[Data extracted from a collection]
■ ■ ■ ■ ■

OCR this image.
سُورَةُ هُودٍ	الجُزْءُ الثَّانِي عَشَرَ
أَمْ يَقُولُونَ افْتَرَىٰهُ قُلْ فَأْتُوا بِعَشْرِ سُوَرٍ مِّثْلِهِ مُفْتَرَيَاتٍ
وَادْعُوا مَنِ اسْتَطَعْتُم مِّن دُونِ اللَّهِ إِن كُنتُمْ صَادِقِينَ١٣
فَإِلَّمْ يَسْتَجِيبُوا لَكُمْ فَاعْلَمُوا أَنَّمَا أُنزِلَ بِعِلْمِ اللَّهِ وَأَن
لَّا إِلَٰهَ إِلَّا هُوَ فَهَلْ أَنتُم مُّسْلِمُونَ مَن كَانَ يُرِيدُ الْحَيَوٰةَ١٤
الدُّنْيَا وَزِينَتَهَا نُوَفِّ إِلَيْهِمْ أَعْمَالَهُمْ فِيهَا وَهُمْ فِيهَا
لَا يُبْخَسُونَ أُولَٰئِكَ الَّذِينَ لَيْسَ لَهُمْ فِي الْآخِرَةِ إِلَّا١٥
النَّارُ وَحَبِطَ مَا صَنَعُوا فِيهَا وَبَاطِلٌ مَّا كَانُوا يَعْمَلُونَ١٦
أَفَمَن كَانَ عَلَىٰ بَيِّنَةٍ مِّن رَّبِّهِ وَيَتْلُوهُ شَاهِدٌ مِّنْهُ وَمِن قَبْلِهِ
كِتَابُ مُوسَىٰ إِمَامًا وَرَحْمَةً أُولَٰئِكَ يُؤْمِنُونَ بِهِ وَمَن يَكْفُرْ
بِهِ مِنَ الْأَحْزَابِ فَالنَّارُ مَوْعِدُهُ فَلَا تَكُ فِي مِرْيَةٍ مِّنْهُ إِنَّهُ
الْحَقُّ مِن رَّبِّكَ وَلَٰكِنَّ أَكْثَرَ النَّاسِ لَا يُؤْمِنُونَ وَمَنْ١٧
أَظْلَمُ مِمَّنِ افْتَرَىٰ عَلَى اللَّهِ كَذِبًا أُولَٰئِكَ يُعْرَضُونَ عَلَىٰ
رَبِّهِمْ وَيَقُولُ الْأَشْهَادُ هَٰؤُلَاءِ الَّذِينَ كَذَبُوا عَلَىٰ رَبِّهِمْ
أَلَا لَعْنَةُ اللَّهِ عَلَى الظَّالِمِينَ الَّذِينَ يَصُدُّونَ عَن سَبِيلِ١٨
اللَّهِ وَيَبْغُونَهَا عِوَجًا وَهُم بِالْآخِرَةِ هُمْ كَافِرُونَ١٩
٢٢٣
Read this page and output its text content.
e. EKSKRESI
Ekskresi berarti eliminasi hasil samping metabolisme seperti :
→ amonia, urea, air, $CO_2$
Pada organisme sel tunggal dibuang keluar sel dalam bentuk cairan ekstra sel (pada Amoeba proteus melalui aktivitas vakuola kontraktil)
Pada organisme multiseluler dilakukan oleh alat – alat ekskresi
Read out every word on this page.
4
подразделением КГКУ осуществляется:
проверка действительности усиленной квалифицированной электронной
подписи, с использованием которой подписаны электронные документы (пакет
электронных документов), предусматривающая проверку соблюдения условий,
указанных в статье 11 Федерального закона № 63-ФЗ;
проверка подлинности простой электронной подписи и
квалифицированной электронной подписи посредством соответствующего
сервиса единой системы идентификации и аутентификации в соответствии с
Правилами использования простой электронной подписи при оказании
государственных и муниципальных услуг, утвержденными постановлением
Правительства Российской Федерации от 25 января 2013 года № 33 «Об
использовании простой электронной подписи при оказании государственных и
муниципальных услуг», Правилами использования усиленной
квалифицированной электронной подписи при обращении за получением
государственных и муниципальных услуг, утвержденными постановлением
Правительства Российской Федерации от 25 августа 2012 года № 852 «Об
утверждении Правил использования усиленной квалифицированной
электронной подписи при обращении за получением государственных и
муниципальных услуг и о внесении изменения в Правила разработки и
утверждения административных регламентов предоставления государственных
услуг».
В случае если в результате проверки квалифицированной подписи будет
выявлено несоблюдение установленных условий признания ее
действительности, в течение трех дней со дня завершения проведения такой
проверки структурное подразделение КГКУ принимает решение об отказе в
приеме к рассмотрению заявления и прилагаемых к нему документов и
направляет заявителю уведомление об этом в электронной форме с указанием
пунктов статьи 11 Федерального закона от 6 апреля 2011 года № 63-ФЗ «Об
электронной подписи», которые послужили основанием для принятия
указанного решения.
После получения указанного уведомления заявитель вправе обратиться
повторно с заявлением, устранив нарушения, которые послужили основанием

■ ■ ■ ■ ■

- **Objective**
Give an exact copy of all the data shown above.

- **Result**
OCR this image.
سُورَةُ هُودٍ	الجُزْءُ الثَّانِي عَشَرَ
أَمْ يَقُولُونَ افْتَرَىٰهُ قُلْ فَأْتُوا بِعَشْرِ سُوَرٍ مِّثْلِهِ مُفْتَرَيَاتٍ
وَادْعُوا مَنِ اسْتَطَعْتُم مِّن دُونِ اللَّهِ إِن كُنتُمْ صَادِقِينَ١٣
فَإِلَّمْ يَسْتَجِيبُوا لَكُمْ فَاعْلَمُوا أَنَّمَا أُنزِلَ بِعِلْمِ اللَّهِ وَأَن
لَّا إِلَٰهَ إِلَّا هُوَ فَهَلْ أَنتُم مُّسْلِمُونَ مَن كَانَ يُرِيدُ الْحَيَوٰةَ١٤
الدُّنْيَا وَزِينَتَهَا نُوَفِّ إِلَيْهِمْ أَعْمَالَهُمْ فِيهَا وَهُمْ فِيهَا
لَا يُبْخَسُونَ أُولَٰئِكَ الَّذِينَ لَيْسَ لَهُمْ فِي الْآخِرَةِ إِلَّا١٥
النَّارُ وَحَبِطَ مَا صَنَعُوا فِيهَا وَبَاطِلٌ مَّا كَانُوا يَعْمَلُونَ١٦
أَفَمَن كَانَ عَلَىٰ بَيِّنَةٍ مِّن رَّبِّهِ وَيَتْلُوهُ شَاهِدٌ مِّنْهُ وَمِن قَبْلِهِ
كِتَابُ مُوسَىٰ إِمَامًا وَرَحْمَةً أُولَٰئِكَ يُؤْمِنُونَ بِهِ وَمَن يَكْفُرْ
بِهِ مِنَ الْأَحْزَابِ فَالنَّارُ مَوْعِدُهُ فَلَا تَكُ فِي مِرْيَةٍ مِّنْهُ إِنَّهُ
الْحَقُّ مِن رَّبِّكَ وَلَٰكِنَّ أَكْثَرَ النَّاسِ لَا يُؤْمِنُونَ وَمَنْ١٧
أَظْلَمُ مِمَّنِ افْتَرَىٰ عَلَى اللَّهِ كَذِبًا أُولَٰئِكَ يُعْرَضُونَ عَلَىٰ
رَبِّهِمْ وَيَقُولُ الْأَشْهَادُ هَٰؤُلَاءِ الَّذِينَ كَذَبُوا عَلَىٰ رَبِّهِمْ
أَلَا لَعْنَةُ اللَّهِ عَلَى الظَّالِمِينَ الَّذِينَ يَصُدُّونَ عَن سَبِيلِ١٨
اللَّهِ وَيَبْغُونَهَا عِوَجًا وَهُم بِالْآخِرَةِ هُمْ كَافِرُونَ١٩
٢٢٣
Read this page and output its text content.
e. EKSKRESI
Ekskresi berarti eliminasi hasil samping metabolisme seperti :
→ amonia, urea, air, $CO_2$
Pada organisme sel tunggal dibuang keluar sel dalam bentuk cairan ekstra sel (pada Amoeba proteus melalui aktivitas vakuola kontraktil)
Pada organisme multiseluler dilakukan oleh alat – alat ekskresi
Read out every word on this page.
4
подразделением КГКУ осуществляется:
проверка действительности усиленной квалифицированной электронной
подписи, с использованием которой подписаны электронные документы (пакет
электронных документов), предусматривающая проверку соблюдения условий,
указанных в статье 11 Федерального закона № 63-ФЗ;
проверка подлинности простой электронной подписи и
квалифицированной электронной подписи посредством соответствующего
сервиса единой системы идентификации и аутентификации в соответствии с
Правилами использования простой электронной подписи при оказании
государственных и муниципальных услуг, утвержденными постановлением
Правительства Российской Федерации от 25 января 2013 года № 33 «Об
использовании простой электронной подписи при оказании государственных и
муниципальных услуг», Правилами использования усиленной
квалифицированной электронной подписи при обращении за получением
государственных и муниципальных услуг, утвержденными постановлением
Правительства Российской Федерации от 25 августа 2012 года № 852 «Об
утверждении Правил использования усиленной квалифицированной
электронной подписи при обращении за получением государственных и
муниципальных услуг и о внесении изменения в Правила разработки и
утверждения административных регламентов предоставления государственных
услуг».
В случае если в результате проверки квалифицированной подписи будет
выявлено несоблюдение установленных условий признания ее
действительности, в течение трех дней со дня завершения проведения такой
проверки структурное подразделение КГКУ принимает решение об отказе в
приеме к рассмотрению заявления и прилагаемых к нему документов и
направляет заявителю уведомление об этом в электронной форме с указанием
пунктов статьи 11 Федерального закона от 6 апреля 2011 года № 63-ФЗ «Об
электронной подписи», которые послужили основанием для принятия
указанного решения.
После получения указанного уведомления заявитель вправе обратиться
повторно с заявлением, устранив нарушения, которые послужили основанием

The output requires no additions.